INSTRUCTIONS FOR THE TASK> Exactly as they appear, output all of the entries.
<<<<
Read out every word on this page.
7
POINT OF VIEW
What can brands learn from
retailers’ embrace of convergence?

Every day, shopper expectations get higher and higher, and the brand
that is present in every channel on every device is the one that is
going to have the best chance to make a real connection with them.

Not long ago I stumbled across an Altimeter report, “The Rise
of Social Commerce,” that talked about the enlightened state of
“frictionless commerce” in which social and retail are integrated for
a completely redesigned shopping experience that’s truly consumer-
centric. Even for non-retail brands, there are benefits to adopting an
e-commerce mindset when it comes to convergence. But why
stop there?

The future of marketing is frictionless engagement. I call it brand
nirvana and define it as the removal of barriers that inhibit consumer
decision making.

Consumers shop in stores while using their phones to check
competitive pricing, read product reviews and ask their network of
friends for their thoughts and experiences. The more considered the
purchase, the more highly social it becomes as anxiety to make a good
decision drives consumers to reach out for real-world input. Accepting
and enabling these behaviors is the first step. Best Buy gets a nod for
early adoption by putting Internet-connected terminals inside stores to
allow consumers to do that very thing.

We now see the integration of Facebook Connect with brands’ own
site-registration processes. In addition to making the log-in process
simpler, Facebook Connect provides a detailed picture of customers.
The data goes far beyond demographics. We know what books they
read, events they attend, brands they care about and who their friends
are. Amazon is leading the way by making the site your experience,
>>>>
EXERCISE RESPONSE>
Read out every word on this page.
7
POINT OF VIEW
What can brands learn from
retailers’ embrace of convergence?

Every day, shopper expectations get higher and higher, and the brand
that is present in every channel on every device is the one that is
going to have the best chance to make a real connection with them.

Not long ago I stumbled across an Altimeter report, “The Rise
of Social Commerce,” that talked about the enlightened state of
“frictionless commerce” in which social and retail are integrated for
a completely redesigned shopping experience that’s truly consumer-
centric. Even for non-retail brands, there are benefits to adopting an
e-commerce mindset when it comes to convergence. But why
stop there?

The future of marketing is frictionless engagement. I call it brand
nirvana and define it as the removal of barriers that inhibit consumer
decision making.

Consumers shop in stores while using their phones to check
competitive pricing, read product reviews and ask their network of
friends for their thoughts and experiences. The more considered the
purchase, the more highly social it becomes as anxiety to make a good
decision drives consumers to reach out for real-world input. Accepting
and enabling these behaviors is the first step. Best Buy gets a nod for
early adoption by putting Internet-connected terminals inside stores to
allow consumers to do that very thing.

We now see the integration of Facebook Connect with brands’ own
site-registration processes. In addition to making the log-in process
simpler, Facebook Connect provides a detailed picture of customers.
The data goes far beyond demographics. We know what books they
read, events they attend, brands they care about and who their friends
are. Amazon is leading the way by making the site your experience,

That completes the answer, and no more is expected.